══ LISTED ENTRIES ══
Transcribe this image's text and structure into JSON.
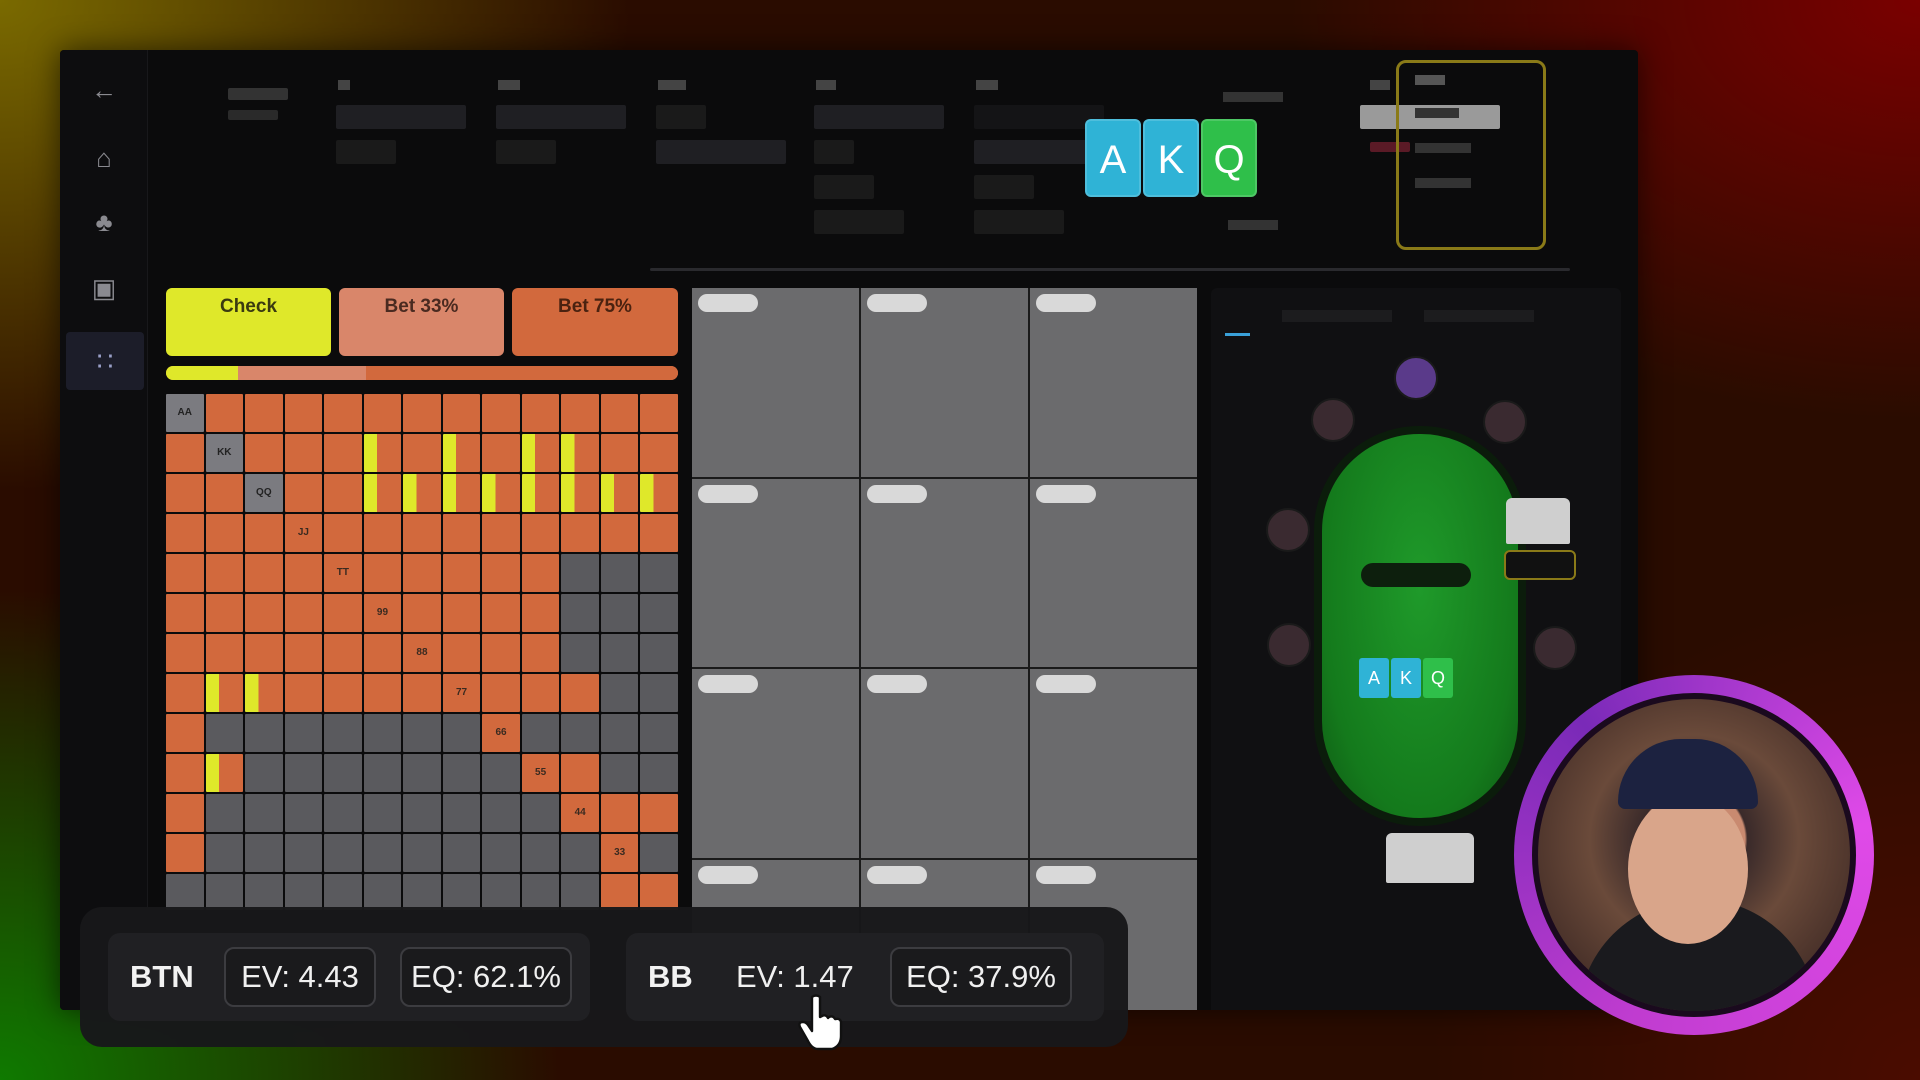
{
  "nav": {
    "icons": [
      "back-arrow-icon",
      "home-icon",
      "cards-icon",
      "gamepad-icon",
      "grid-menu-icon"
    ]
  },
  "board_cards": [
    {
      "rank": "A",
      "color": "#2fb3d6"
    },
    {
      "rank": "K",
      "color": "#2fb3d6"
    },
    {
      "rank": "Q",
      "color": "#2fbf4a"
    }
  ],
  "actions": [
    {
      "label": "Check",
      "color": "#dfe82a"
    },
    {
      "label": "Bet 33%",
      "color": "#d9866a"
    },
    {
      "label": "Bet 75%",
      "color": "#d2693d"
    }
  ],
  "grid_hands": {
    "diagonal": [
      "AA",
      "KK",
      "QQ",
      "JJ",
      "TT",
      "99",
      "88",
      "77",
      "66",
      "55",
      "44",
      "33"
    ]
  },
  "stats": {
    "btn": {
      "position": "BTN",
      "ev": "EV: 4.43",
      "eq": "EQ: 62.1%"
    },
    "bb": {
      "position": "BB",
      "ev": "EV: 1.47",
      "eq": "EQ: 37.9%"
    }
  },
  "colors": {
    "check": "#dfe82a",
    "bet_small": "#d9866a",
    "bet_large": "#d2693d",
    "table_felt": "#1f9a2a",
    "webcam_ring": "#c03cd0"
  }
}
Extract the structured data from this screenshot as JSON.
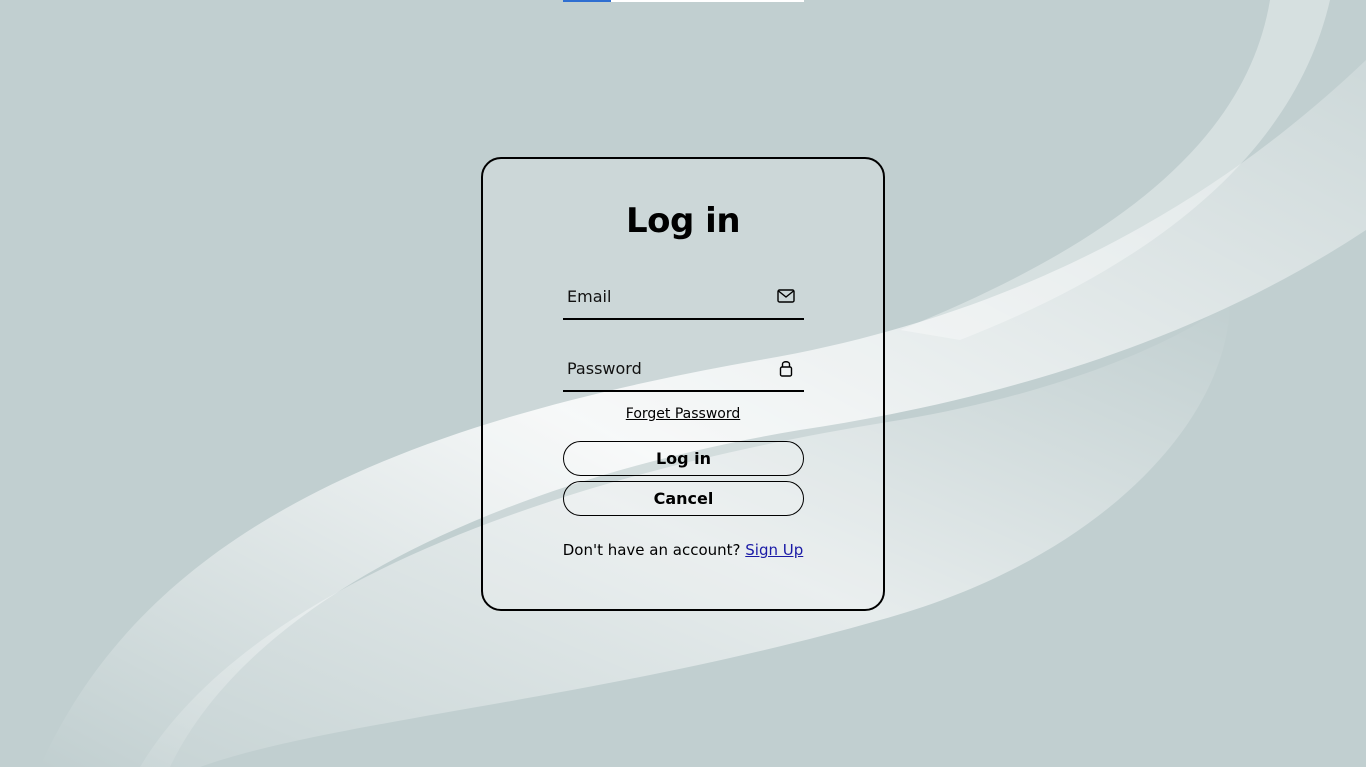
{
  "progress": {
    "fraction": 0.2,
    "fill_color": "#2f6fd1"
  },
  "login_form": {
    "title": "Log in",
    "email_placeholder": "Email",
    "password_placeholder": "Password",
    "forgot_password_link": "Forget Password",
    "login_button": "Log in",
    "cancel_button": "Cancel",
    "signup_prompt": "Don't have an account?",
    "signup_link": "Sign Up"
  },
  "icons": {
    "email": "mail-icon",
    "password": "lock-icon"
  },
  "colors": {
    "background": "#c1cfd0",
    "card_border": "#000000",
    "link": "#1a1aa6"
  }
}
═══
══ LISTED ENTRIES ══
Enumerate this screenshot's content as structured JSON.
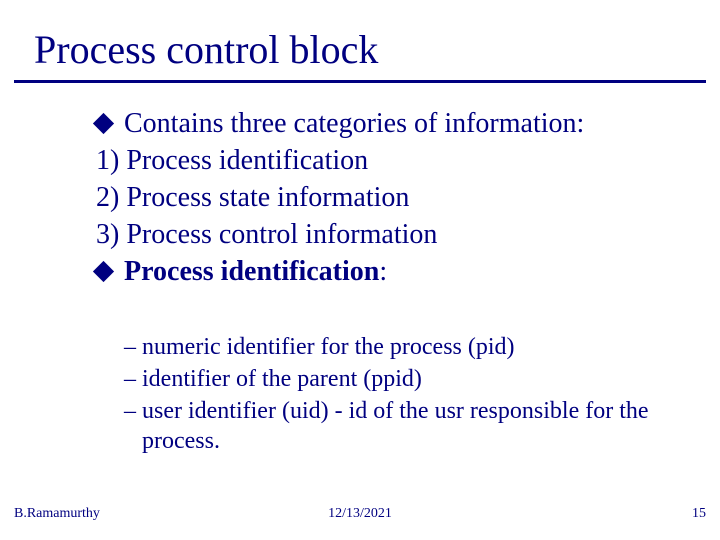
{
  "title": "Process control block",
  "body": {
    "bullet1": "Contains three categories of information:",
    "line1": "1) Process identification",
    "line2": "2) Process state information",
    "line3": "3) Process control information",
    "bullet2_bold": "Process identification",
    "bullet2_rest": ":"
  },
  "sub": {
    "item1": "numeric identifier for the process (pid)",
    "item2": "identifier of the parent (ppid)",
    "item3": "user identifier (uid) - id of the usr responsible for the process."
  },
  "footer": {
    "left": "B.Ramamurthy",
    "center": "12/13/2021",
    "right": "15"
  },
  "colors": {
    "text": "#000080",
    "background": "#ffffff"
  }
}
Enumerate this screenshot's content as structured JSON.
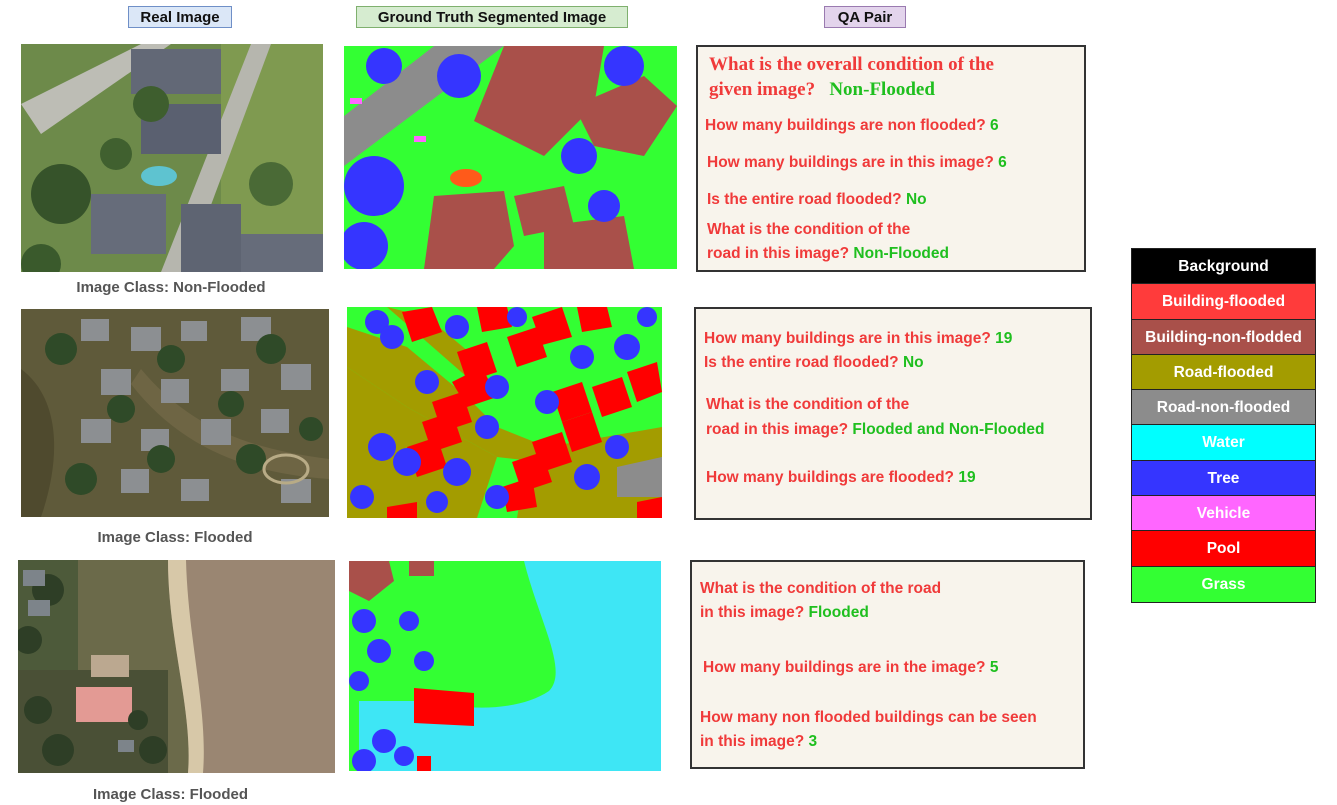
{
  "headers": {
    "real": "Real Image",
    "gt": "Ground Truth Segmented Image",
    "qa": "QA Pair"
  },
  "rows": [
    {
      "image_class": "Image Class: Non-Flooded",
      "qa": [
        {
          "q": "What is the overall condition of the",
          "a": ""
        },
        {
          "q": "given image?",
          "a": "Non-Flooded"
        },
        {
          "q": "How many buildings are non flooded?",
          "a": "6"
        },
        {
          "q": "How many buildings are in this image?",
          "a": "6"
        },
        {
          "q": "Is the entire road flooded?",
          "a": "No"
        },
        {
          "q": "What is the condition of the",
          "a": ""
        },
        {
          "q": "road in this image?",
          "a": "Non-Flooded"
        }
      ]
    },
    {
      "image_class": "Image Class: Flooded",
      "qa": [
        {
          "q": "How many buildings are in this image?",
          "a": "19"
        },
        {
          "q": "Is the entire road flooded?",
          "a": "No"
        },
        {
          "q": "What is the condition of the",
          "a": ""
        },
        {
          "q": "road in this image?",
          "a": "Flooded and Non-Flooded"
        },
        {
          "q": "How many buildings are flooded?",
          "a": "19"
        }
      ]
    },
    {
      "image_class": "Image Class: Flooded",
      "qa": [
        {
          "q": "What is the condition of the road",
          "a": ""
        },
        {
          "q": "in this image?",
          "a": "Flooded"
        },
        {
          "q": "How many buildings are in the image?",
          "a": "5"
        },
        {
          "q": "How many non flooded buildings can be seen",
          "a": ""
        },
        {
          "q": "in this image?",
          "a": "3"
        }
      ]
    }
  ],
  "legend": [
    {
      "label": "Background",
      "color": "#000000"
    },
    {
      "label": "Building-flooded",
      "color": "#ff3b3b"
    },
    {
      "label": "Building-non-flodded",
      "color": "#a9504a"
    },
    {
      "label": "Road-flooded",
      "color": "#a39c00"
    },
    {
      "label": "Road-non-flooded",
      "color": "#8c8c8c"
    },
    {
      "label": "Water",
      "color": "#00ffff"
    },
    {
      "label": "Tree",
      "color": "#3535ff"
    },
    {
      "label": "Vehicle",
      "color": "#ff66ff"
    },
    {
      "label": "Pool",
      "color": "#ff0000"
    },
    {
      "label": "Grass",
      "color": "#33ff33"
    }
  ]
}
═══
*YOUR INSTRUCTIONS:* In the entries above, how many lines hold the word "What"? State the number and nothing else.

*CORRECT ANSWER:* 4